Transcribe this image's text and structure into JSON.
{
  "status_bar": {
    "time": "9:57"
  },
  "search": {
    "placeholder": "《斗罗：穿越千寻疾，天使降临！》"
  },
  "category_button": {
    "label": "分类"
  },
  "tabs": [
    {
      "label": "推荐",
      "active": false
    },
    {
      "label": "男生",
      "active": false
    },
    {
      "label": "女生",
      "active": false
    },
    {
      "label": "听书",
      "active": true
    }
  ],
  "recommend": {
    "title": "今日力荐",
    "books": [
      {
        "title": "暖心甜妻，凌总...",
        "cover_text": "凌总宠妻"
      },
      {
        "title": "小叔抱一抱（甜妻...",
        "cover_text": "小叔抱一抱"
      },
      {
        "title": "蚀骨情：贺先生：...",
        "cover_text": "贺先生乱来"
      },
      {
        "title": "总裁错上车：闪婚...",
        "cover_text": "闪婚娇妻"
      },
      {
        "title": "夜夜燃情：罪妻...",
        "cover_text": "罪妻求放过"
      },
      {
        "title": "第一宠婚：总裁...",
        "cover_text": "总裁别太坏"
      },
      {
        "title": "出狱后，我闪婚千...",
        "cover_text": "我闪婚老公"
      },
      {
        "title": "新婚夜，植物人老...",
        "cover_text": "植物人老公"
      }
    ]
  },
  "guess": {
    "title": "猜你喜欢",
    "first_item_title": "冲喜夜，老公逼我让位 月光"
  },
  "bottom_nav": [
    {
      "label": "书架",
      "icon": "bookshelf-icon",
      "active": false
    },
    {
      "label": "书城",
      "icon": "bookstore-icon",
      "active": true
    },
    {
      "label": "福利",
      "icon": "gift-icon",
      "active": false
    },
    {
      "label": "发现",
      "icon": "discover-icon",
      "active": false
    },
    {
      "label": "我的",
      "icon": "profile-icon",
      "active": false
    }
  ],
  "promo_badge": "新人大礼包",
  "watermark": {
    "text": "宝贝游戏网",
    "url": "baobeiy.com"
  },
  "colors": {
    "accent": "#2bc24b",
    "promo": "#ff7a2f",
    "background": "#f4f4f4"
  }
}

• • • •

# [Problem to work on]
Print the records once more, exactly as they were given.

# [Answer to this exercise]
Transcribe this image's text and structure into JSON.
{
  "status_bar": {
    "time": "9:57"
  },
  "search": {
    "placeholder": "《斗罗：穿越千寻疾，天使降临！》"
  },
  "category_button": {
    "label": "分类"
  },
  "tabs": [
    {
      "label": "推荐",
      "active": false
    },
    {
      "label": "男生",
      "active": false
    },
    {
      "label": "女生",
      "active": false
    },
    {
      "label": "听书",
      "active": true
    }
  ],
  "recommend": {
    "title": "今日力荐",
    "books": [
      {
        "title": "暖心甜妻，凌总...",
        "cover_text": "凌总宠妻"
      },
      {
        "title": "小叔抱一抱（甜妻...",
        "cover_text": "小叔抱一抱"
      },
      {
        "title": "蚀骨情：贺先生：...",
        "cover_text": "贺先生乱来"
      },
      {
        "title": "总裁错上车：闪婚...",
        "cover_text": "闪婚娇妻"
      },
      {
        "title": "夜夜燃情：罪妻...",
        "cover_text": "罪妻求放过"
      },
      {
        "title": "第一宠婚：总裁...",
        "cover_text": "总裁别太坏"
      },
      {
        "title": "出狱后，我闪婚千...",
        "cover_text": "我闪婚老公"
      },
      {
        "title": "新婚夜，植物人老...",
        "cover_text": "植物人老公"
      }
    ]
  },
  "guess": {
    "title": "猜你喜欢",
    "first_item_title": "冲喜夜，老公逼我让位 月光"
  },
  "bottom_nav": [
    {
      "label": "书架",
      "icon": "bookshelf-icon",
      "active": false
    },
    {
      "label": "书城",
      "icon": "bookstore-icon",
      "active": true
    },
    {
      "label": "福利",
      "icon": "gift-icon",
      "active": false
    },
    {
      "label": "发现",
      "icon": "discover-icon",
      "active": false
    },
    {
      "label": "我的",
      "icon": "profile-icon",
      "active": false
    }
  ],
  "promo_badge": "新人大礼包",
  "watermark": {
    "text": "宝贝游戏网",
    "url": "baobeiy.com"
  },
  "colors": {
    "accent": "#2bc24b",
    "promo": "#ff7a2f",
    "background": "#f4f4f4"
  }
}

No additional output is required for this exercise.